# [Instructions for the task]
Where a line in the records holds "alkali", count it once; return only the final number.

# [Given data]
*****

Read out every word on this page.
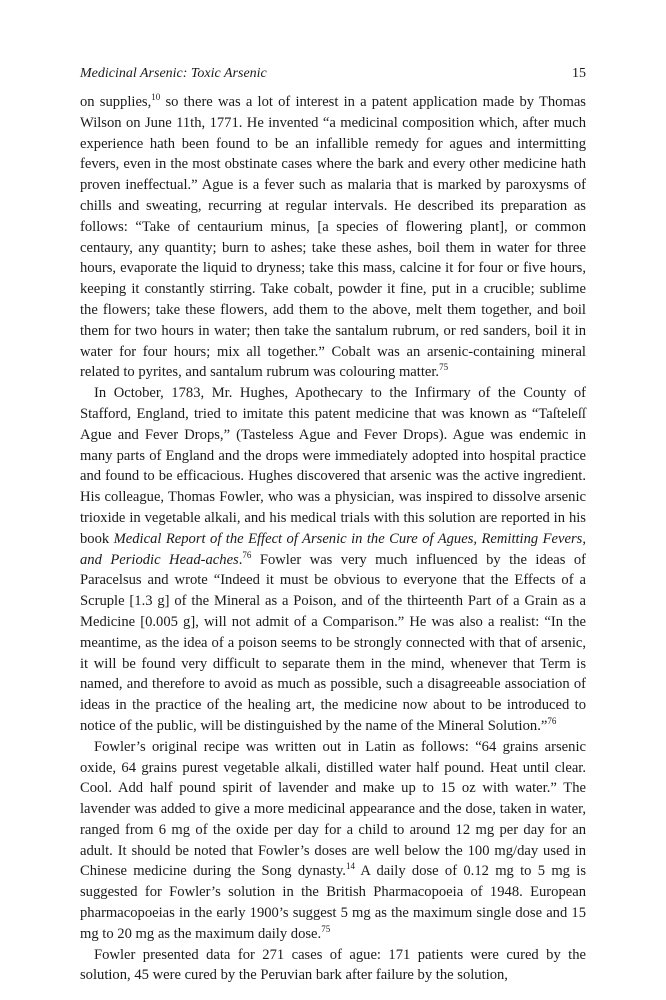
Medicinal Arsenic: Toxic Arsenic	15

on supplies,$^{10}$ so there was a lot of interest in a patent application made by Thomas Wilson on June 11th, 1771. He invented “a medicinal composition which, after much experience hath been found to be an infallible remedy for agues and intermitting fevers, even in the most obstinate cases where the bark and every other medicine hath proven ineffectual.” Ague is a fever such as malaria that is marked by paroxysms of chills and sweating, recurring at regular intervals. He described its preparation as follows: “Take of centaurium minus, [a species of flowering plant], or common centaury, any quantity; burn to ashes; take these ashes, boil them in water for three hours, evaporate the liquid to dryness; take this mass, calcine it for four or five hours, keeping it constantly stirring. Take cobalt, powder it fine, put in a crucible; sublime the flowers; take these flowers, add them to the above, melt them together, and boil them for two hours in water; then take the santalum rubrum, or red sanders, boil it in water for four hours; mix all together.” Cobalt was an arsenic-containing mineral related to pyrites, and santalum rubrum was colouring matter.$^{75}$

In October, 1783, Mr. Hughes, Apothecary to the Infirmary of the County of Stafford, England, tried to imitate this patent medicine that was known as “Taſteleſſ Ague and Fever Drops,” (Tasteless Ague and Fever Drops). Ague was endemic in many parts of England and the drops were immediately adopted into hospital practice and found to be efficacious. Hughes discovered that arsenic was the active ingredient. His colleague, Thomas Fowler, who was a physician, was inspired to dissolve arsenic trioxide in vegetable alkali, and his medical trials with this solution are reported in his book Medical Report of the Effect of Arsenic in the Cure of Agues, Remitting Fevers, and Periodic Head-aches.$^{76}$ Fowler was very much influenced by the ideas of Paracelsus and wrote “Indeed it must be obvious to everyone that the Effects of a Scruple [1.3 g] of the Mineral as a Poison, and of the thirteenth Part of a Grain as a Medicine [0.005 g], will not admit of a Comparison.” He was also a realist: “In the meantime, as the idea of a poison seems to be strongly connected with that of arsenic, it will be found very difficult to separate them in the mind, whenever that Term is named, and therefore to avoid as much as possible, such a disagreeable association of ideas in the practice of the healing art, the medicine now about to be introduced to notice of the public, will be distinguished by the name of the Mineral Solution.”$^{76}$

Fowler’s original recipe was written out in Latin as follows: “64 grains arsenic oxide, 64 grains purest vegetable alkali, distilled water half pound. Heat until clear. Cool. Add half pound spirit of lavender and make up to 15 oz with water.” The lavender was added to give a more medicinal appearance and the dose, taken in water, ranged from 6 mg of the oxide per day for a child to around 12 mg per day for an adult. It should be noted that Fowler’s doses are well below the 100 mg/day used in Chinese medicine during the Song dynasty.$^{14}$ A daily dose of 0.12 mg to 5 mg is suggested for Fowler’s solution in the British Pharmacopoeia of 1948. European pharmacopoeias in the early 1900’s suggest 5 mg as the maximum single dose and 15 mg to 20 mg as the maximum daily dose.$^{75}$

Fowler presented data for 271 cases of ague: 171 patients were cured by the solution, 45 were cured by the Peruvian bark after failure by the solution,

*****

# [Answer area]
2